## What the task asks
Copy every line of the listing exactly.

## Supplied data
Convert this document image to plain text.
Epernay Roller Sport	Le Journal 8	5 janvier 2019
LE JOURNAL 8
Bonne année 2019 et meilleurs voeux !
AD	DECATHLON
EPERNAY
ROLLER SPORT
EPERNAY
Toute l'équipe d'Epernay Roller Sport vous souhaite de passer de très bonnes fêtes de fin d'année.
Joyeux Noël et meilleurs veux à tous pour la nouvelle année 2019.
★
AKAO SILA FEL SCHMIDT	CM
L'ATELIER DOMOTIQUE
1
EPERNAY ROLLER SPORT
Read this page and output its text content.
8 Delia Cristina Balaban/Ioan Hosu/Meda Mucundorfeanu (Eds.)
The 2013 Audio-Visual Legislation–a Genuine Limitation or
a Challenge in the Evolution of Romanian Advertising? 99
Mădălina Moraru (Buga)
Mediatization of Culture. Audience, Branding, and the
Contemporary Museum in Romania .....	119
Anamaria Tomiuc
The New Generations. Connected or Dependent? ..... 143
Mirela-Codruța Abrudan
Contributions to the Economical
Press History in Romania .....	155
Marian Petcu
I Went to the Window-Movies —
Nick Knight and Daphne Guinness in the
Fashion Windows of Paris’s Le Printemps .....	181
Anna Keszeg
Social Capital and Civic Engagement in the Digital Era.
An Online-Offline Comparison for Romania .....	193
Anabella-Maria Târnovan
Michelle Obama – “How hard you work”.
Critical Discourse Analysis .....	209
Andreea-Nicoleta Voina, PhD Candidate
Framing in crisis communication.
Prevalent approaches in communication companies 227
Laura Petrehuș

## Solution below
Convert this document image to plain text.
Epernay Roller Sport	Le Journal 8	5 janvier 2019
LE JOURNAL 8
Bonne année 2019 et meilleurs voeux !
AD	DECATHLON
EPERNAY
ROLLER SPORT
EPERNAY
Toute l'équipe d'Epernay Roller Sport vous souhaite de passer de très bonnes fêtes de fin d'année.
Joyeux Noël et meilleurs veux à tous pour la nouvelle année 2019.
★
AKAO SILA FEL SCHMIDT	CM
L'ATELIER DOMOTIQUE
1
EPERNAY ROLLER SPORT
Read this page and output its text content.
8 Delia Cristina Balaban/Ioan Hosu/Meda Mucundorfeanu (Eds.)
The 2013 Audio-Visual Legislation–a Genuine Limitation or
a Challenge in the Evolution of Romanian Advertising? 99
Mădălina Moraru (Buga)
Mediatization of Culture. Audience, Branding, and the
Contemporary Museum in Romania .....	119
Anamaria Tomiuc
The New Generations. Connected or Dependent? ..... 143
Mirela-Codruța Abrudan
Contributions to the Economical
Press History in Romania .....	155
Marian Petcu
I Went to the Window-Movies —
Nick Knight and Daphne Guinness in the
Fashion Windows of Paris’s Le Printemps .....	181
Anna Keszeg
Social Capital and Civic Engagement in the Digital Era.
An Online-Offline Comparison for Romania .....	193
Anabella-Maria Târnovan
Michelle Obama – “How hard you work”.
Critical Discourse Analysis .....	209
Andreea-Nicoleta Voina, PhD Candidate
Framing in crisis communication.
Prevalent approaches in communication companies 227
Laura Petrehuș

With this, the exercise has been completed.